So what, don't have I the right to bitch around WP naming for functions?

------
JoelSutherland
My company hates WordPress style theming. In fact, many of the design
decisions we made on our product were to address this pain point. There are so
many details to remember that the process of creating a theme becomes about
_Wordpress_ rather than about front-end web code.

We use Twig as a templating language and expose our entire data API so there
isn't a massive set of functions to learn. Here is an example of how to list
the latest posts:

    
    
      <ul>
        {% for post in hifi.get({'type':'post','orderBy':'-publishedAt'}) %}
        <li>{{ post.title }}</li>
        {% endfor %}
      </ul>
    

This keeps the process of creating a theme mostly about HTML/CSS because it
dramatically reduces the specific information that you need to know about the
platform itself.

--- --- ---

JOBS:
A. Decide whether each statement agrees with the forum post on WordPress theming. For each one, answer yes or no and quote the words of the post that decide it.
(i) The company uses Twig as its templating language.
(ii) None of the company's design decisions were made to address WordPress theming.
(iii) The company's approach leaves a massive set of functions to learn.
B. Reproduce word for word the stretch of the forum post on WordPress theming from "This keeps the" through "platform itself.".

--- --- ---

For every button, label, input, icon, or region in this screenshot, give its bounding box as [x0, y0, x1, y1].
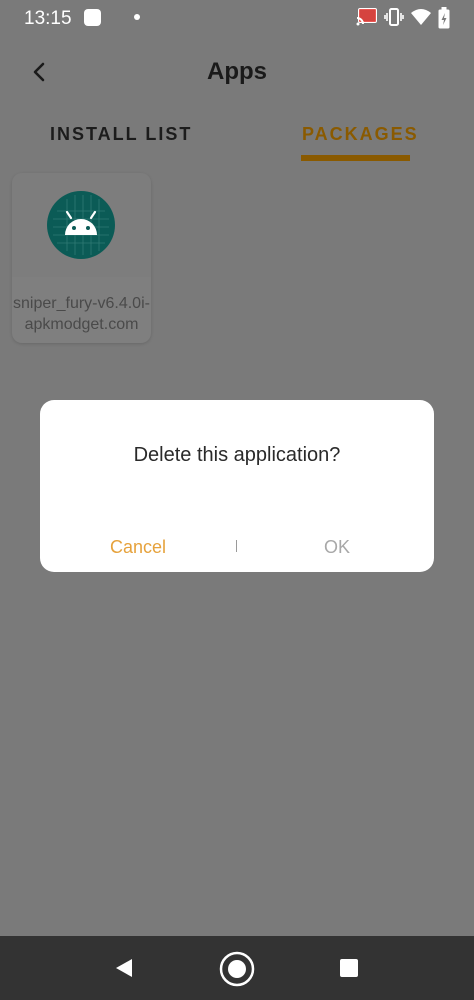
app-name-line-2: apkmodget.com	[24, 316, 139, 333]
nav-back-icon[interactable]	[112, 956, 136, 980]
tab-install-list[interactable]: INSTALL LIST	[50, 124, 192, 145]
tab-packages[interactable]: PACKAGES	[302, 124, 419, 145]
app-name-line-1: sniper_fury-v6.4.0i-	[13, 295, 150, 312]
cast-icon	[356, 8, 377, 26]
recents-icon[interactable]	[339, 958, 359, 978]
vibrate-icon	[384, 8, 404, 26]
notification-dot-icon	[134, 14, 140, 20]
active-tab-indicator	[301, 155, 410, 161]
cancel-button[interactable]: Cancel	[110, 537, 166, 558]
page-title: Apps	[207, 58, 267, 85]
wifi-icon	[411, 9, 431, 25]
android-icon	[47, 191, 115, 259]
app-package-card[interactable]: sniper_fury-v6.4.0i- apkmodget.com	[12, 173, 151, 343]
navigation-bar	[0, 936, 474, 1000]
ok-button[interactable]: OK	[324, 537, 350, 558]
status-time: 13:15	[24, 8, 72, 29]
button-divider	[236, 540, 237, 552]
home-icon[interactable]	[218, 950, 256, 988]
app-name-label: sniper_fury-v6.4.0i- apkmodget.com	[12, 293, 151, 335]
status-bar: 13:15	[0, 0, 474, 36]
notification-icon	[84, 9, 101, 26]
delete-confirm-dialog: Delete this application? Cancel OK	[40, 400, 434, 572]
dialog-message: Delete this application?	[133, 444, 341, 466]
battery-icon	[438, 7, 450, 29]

--- --- ---

EXERCISE SOLUTIONS:
A.
(i) Yes: "We use Twig as a templating language"
(ii) No: "many of the design decisions we made on our product were to address this pain point"
(iii) No: "expose our entire data API so there isn't a massive set of functions to learn"

B.
This keeps the process of creating a theme mostly about HTML/CSS because it
dramatically reduces the specific information that you need to know about the
platform itself.